Your objective
Tally the lines of the data that include the word "Kbps" and state the total, nothing else.

Stored rows
# # #

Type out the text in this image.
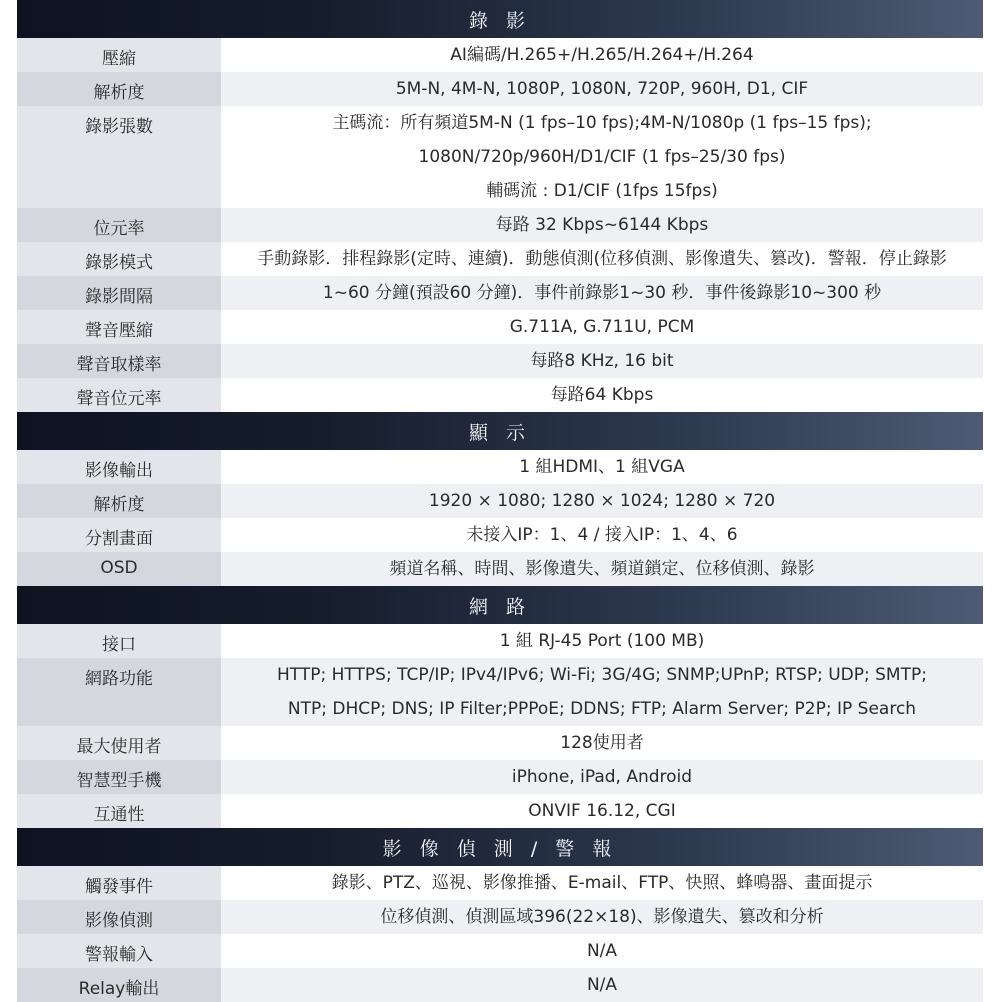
錄 影
壓縮	AI編碼/H.265+/H.265/H.264+/H.264
解析度	5M-N, 4M-N, 1080P, 1080N, 720P, 960H, D1, CIF
錄影張數	主碼流：所有頻道5M-N (1 fps–10 fps);4M-N/1080p (1 fps–15 fps);
1080N/720p/960H/D1/CIF (1 fps–25/30 fps)
輔碼流 : D1/CIF (1fps 15fps)
位元率	每路 32 Kbps~6144 Kbps
錄影模式	手動錄影．排程錄影(定時、連續)．動態偵測(位移偵測、影像遺失、篡改)．警報．停止錄影
錄影間隔	1~60 分鐘(預設60 分鐘)．事件前錄影1~30 秒．事件後錄影10~300 秒
聲音壓縮	G.711A, G.711U, PCM
聲音取樣率	每路8 KHz, 16 bit
聲音位元率	每路64 Kbps
顯 示
影像輸出	1 組HDMI、1 組VGA
解析度	1920 × 1080; 1280 × 1024; 1280 × 720
分割畫面	未接入IP：1、4 / 接入IP：1、4、6
OSD	頻道名稱、時間、影像遺失、頻道鎖定、位移偵測、錄影
網 路
接口	1 組 RJ-45 Port (100 MB)
網路功能	HTTP; HTTPS; TCP/IP; IPv4/IPv6; Wi-Fi; 3G/4G; SNMP;UPnP; RTSP; UDP; SMTP;
NTP; DHCP; DNS; IP Filter;PPPoE; DDNS; FTP; Alarm Server; P2P; IP Search
最大使用者	128使用者
智慧型手機	iPhone, iPad, Android
互通性	ONVIF 16.12, CGI
影 像 偵 測 / 警 報
觸發事件	錄影、PTZ、巡視、影像推播、E-mail、FTP、快照、蜂鳴器、畫面提示
影像偵測	位移偵測、偵測區域396(22×18)、影像遺失、篡改和分析
警報輸入	N/A
Relay輸出	N/A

# # #

Exercise solution
2